* [Do this] Locate the lines that hold the string "lottery". Copy every such line.

____________________

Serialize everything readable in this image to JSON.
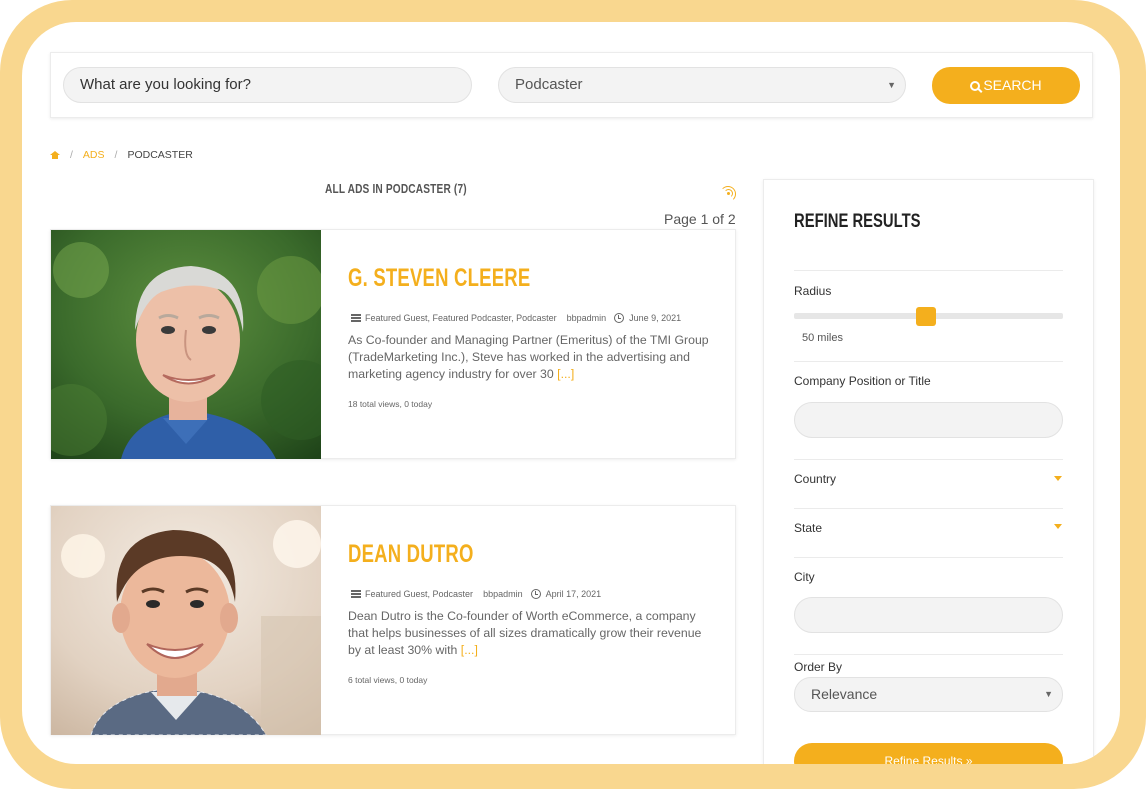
{
  "search": {
    "placeholder": "What are you looking for?",
    "category": "Podcaster",
    "button_label": "SEARCH"
  },
  "breadcrumb": {
    "ads": "ADS",
    "current": "PODCASTER"
  },
  "listing": {
    "title": "ALL ADS IN PODCASTER (7)",
    "page_info": "Page 1 of 2"
  },
  "ads": [
    {
      "name": "G. STEVEN CLEERE",
      "categories": "Featured Guest, Featured Podcaster, Podcaster",
      "author": "bbpadmin",
      "date": "June 9, 2021",
      "description": "As Co-founder and Managing Partner (Emeritus) of the TMI Group (TradeMarketing Inc.), Steve has worked in the advertising and marketing agency industry for over 30",
      "more": "[...]",
      "views": "18 total views, 0 today"
    },
    {
      "name": "DEAN DUTRO",
      "categories": "Featured Guest, Podcaster",
      "author": "bbpadmin",
      "date": "April 17, 2021",
      "description": "Dean Dutro is the Co-founder of Worth eCommerce, a company that helps businesses of all sizes dramatically grow their revenue by at least 30% with",
      "more": "[...]",
      "views": "6 total views, 0 today"
    }
  ],
  "sidebar": {
    "title": "REFINE RESULTS",
    "radius_label": "Radius",
    "radius_value": "50 miles",
    "radius_fraction": 0.49,
    "company_label": "Company Position or Title",
    "country_label": "Country",
    "state_label": "State",
    "city_label": "City",
    "order_label": "Order By",
    "order_value": "Relevance",
    "refine_button": "Refine Results »"
  },
  "colors": {
    "accent": "#f4af1d",
    "frame": "#f9d78f"
  }
}
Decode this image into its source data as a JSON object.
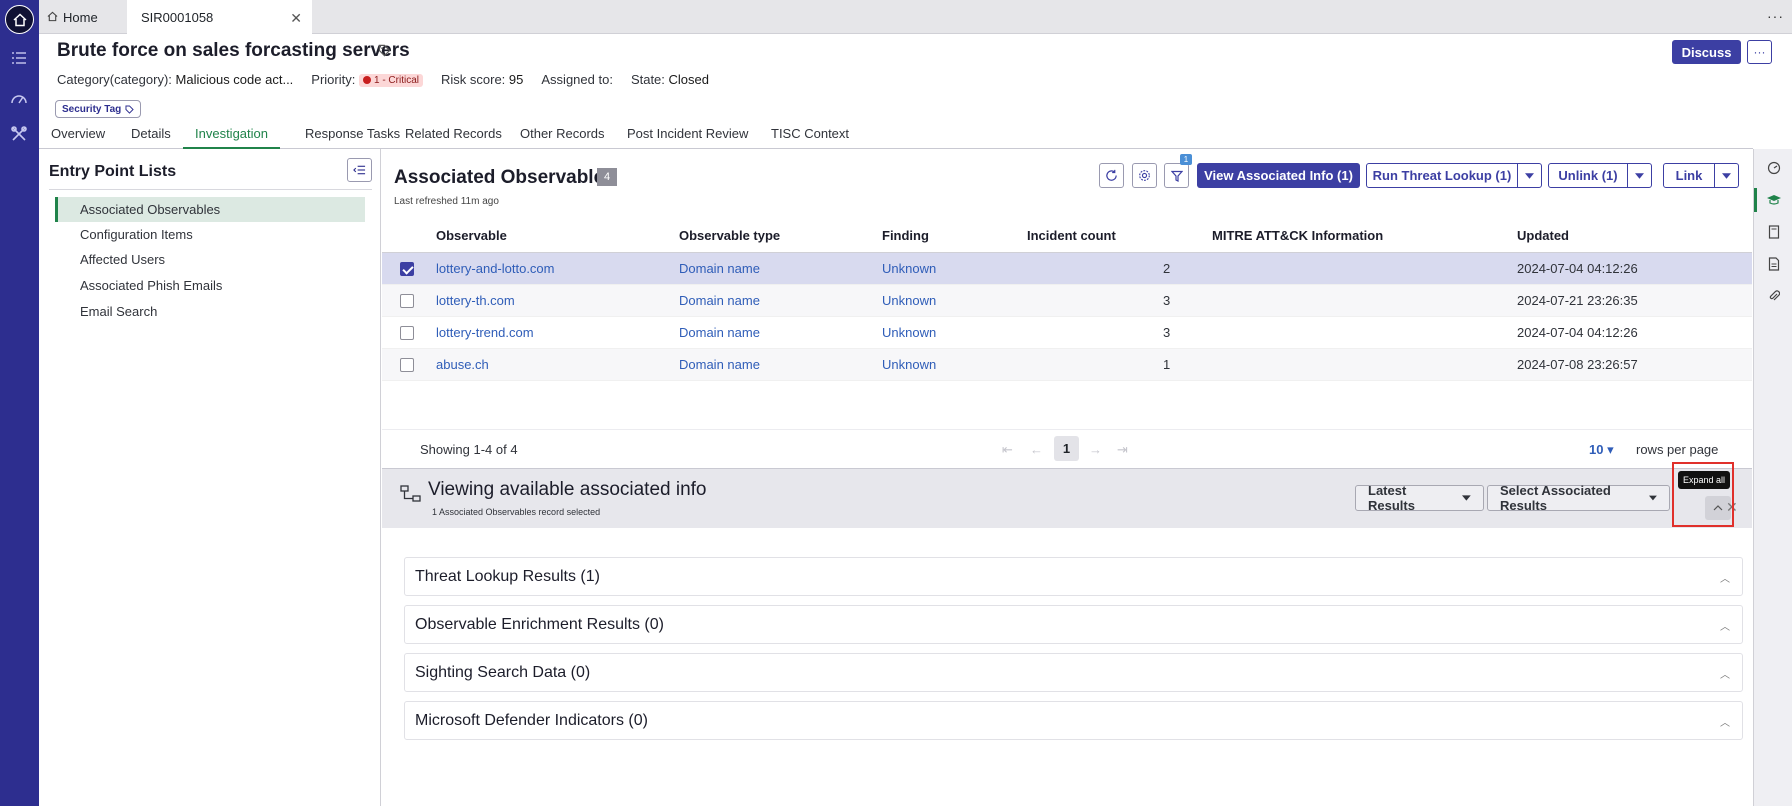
{
  "topbar": {
    "home_label": "Home",
    "record_tab": "SIR0001058",
    "more": "···"
  },
  "header": {
    "title": "Brute force on sales forcasting servers",
    "discuss": "Discuss",
    "more": "···",
    "category_label": "Category(category):",
    "category_value": "Malicious code act...",
    "priority_label": "Priority:",
    "priority_value": "1 - Critical",
    "risk_label": "Risk score:",
    "risk_value": "95",
    "assigned_label": "Assigned to:",
    "assigned_value": "",
    "state_label": "State:",
    "state_value": "Closed",
    "security_tag": "Security Tag"
  },
  "tabs": [
    "Overview",
    "Details",
    "Investigation",
    "Response Tasks",
    "Related Records",
    "Other Records",
    "Post Incident Review",
    "TISC Context"
  ],
  "entry_points": {
    "title": "Entry Point Lists",
    "items": [
      "Associated Observables",
      "Configuration Items",
      "Affected Users",
      "Associated Phish Emails",
      "Email Search"
    ]
  },
  "observables": {
    "title": "Associated Observables",
    "count": "4",
    "refreshed": "Last refreshed 11m ago",
    "filter_badge": "1",
    "view_btn": "View Associated Info (1)",
    "threat_btn": "Run Threat Lookup (1)",
    "unlink_btn": "Unlink (1)",
    "link_btn": "Link",
    "columns": [
      "Observable",
      "Observable type",
      "Finding",
      "Incident count",
      "MITRE ATT&CK Information",
      "Updated"
    ],
    "rows": [
      {
        "observable": "lottery-and-lotto.com",
        "type": "Domain name",
        "finding": "Unknown",
        "count": "2",
        "mitre": "",
        "updated": "2024-07-04 04:12:26",
        "selected": true
      },
      {
        "observable": "lottery-th.com",
        "type": "Domain name",
        "finding": "Unknown",
        "count": "3",
        "mitre": "",
        "updated": "2024-07-21 23:26:35",
        "selected": false
      },
      {
        "observable": "lottery-trend.com",
        "type": "Domain name",
        "finding": "Unknown",
        "count": "3",
        "mitre": "",
        "updated": "2024-07-04 04:12:26",
        "selected": false
      },
      {
        "observable": "abuse.ch",
        "type": "Domain name",
        "finding": "Unknown",
        "count": "1",
        "mitre": "",
        "updated": "2024-07-08 23:26:57",
        "selected": false
      }
    ],
    "showing": "Showing 1-4 of 4",
    "page": "1",
    "per_page": "10",
    "per_page_label": "rows per page"
  },
  "assoc": {
    "title": "Viewing available associated info",
    "subtitle": "1 Associated Observables record selected",
    "latest_btn": "Latest Results",
    "select_btn": "Select Associated Results",
    "tooltip": "Expand all",
    "sections": [
      "Threat Lookup Results (1)",
      "Observable Enrichment Results (0)",
      "Sighting Search Data (0)",
      "Microsoft Defender Indicators (0)"
    ]
  },
  "colors": {
    "rail": "#2d2e8f",
    "primary": "#3c3fa3",
    "active_tab": "#20834a",
    "link": "#2f5db8",
    "highlight": "#e0302b"
  }
}
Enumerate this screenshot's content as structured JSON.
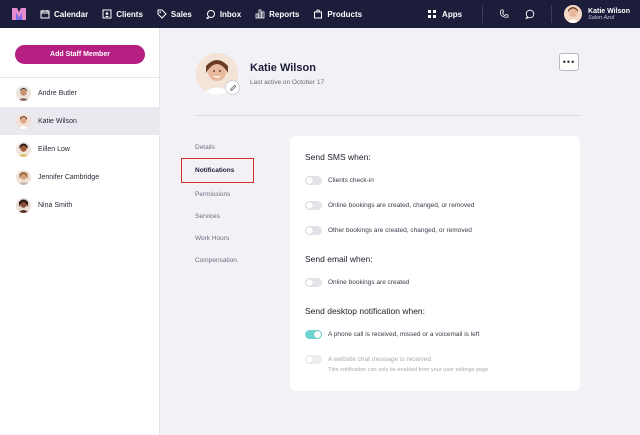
{
  "nav": {
    "items": [
      {
        "label": "Calendar",
        "icon": "calendar-icon"
      },
      {
        "label": "Clients",
        "icon": "clients-icon"
      },
      {
        "label": "Sales",
        "icon": "tag-icon"
      },
      {
        "label": "Inbox",
        "icon": "inbox-icon"
      },
      {
        "label": "Reports",
        "icon": "bar-chart-icon"
      },
      {
        "label": "Products",
        "icon": "bag-icon"
      }
    ],
    "apps_label": "Apps",
    "user": {
      "name": "Katie Wilson",
      "salon": "Salon Azul"
    }
  },
  "sidebar": {
    "add_button": "Add Staff Member",
    "staff": [
      {
        "name": "Andre Butler",
        "color": "#c99174"
      },
      {
        "name": "Katie Wilson",
        "color": "#e0a98c",
        "active": true
      },
      {
        "name": "Eillen Low",
        "color": "#a35d3c"
      },
      {
        "name": "Jennifer Cambridge",
        "color": "#d6a27b"
      },
      {
        "name": "Nina Smith",
        "color": "#5a2e22"
      }
    ]
  },
  "profile": {
    "name": "Katie Wilson",
    "last_active": "Last active on October 17",
    "more": "•••"
  },
  "subnav": [
    "Details",
    "Notifications",
    "Permissions",
    "Services",
    "Work Hours",
    "Compensation"
  ],
  "settings": {
    "sms_title": "Send SMS when:",
    "sms_options": [
      "Clients check-in",
      "Online bookings are created, changed, or removed",
      "Other bookings are created, changed, or removed"
    ],
    "email_title": "Send email when:",
    "email_options": [
      "Online bookings are created"
    ],
    "desktop_title": "Send desktop notification when:",
    "desktop_options": [
      "A phone call is received, missed or a voicemail is left",
      "A website chat message is received"
    ],
    "desktop_helper": "This notification can only be enabled from your user settings page"
  },
  "colors": {
    "nav_bg": "#1c1c3b",
    "accent": "#b51f82",
    "toggle_on": "#6fd3cf",
    "highlight": "#d63031"
  }
}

____________________

* [Solution below]
        "observable": "lottery-and-lotto.com",
        "observable": "lottery-th.com",
        "observable": "lottery-trend.com",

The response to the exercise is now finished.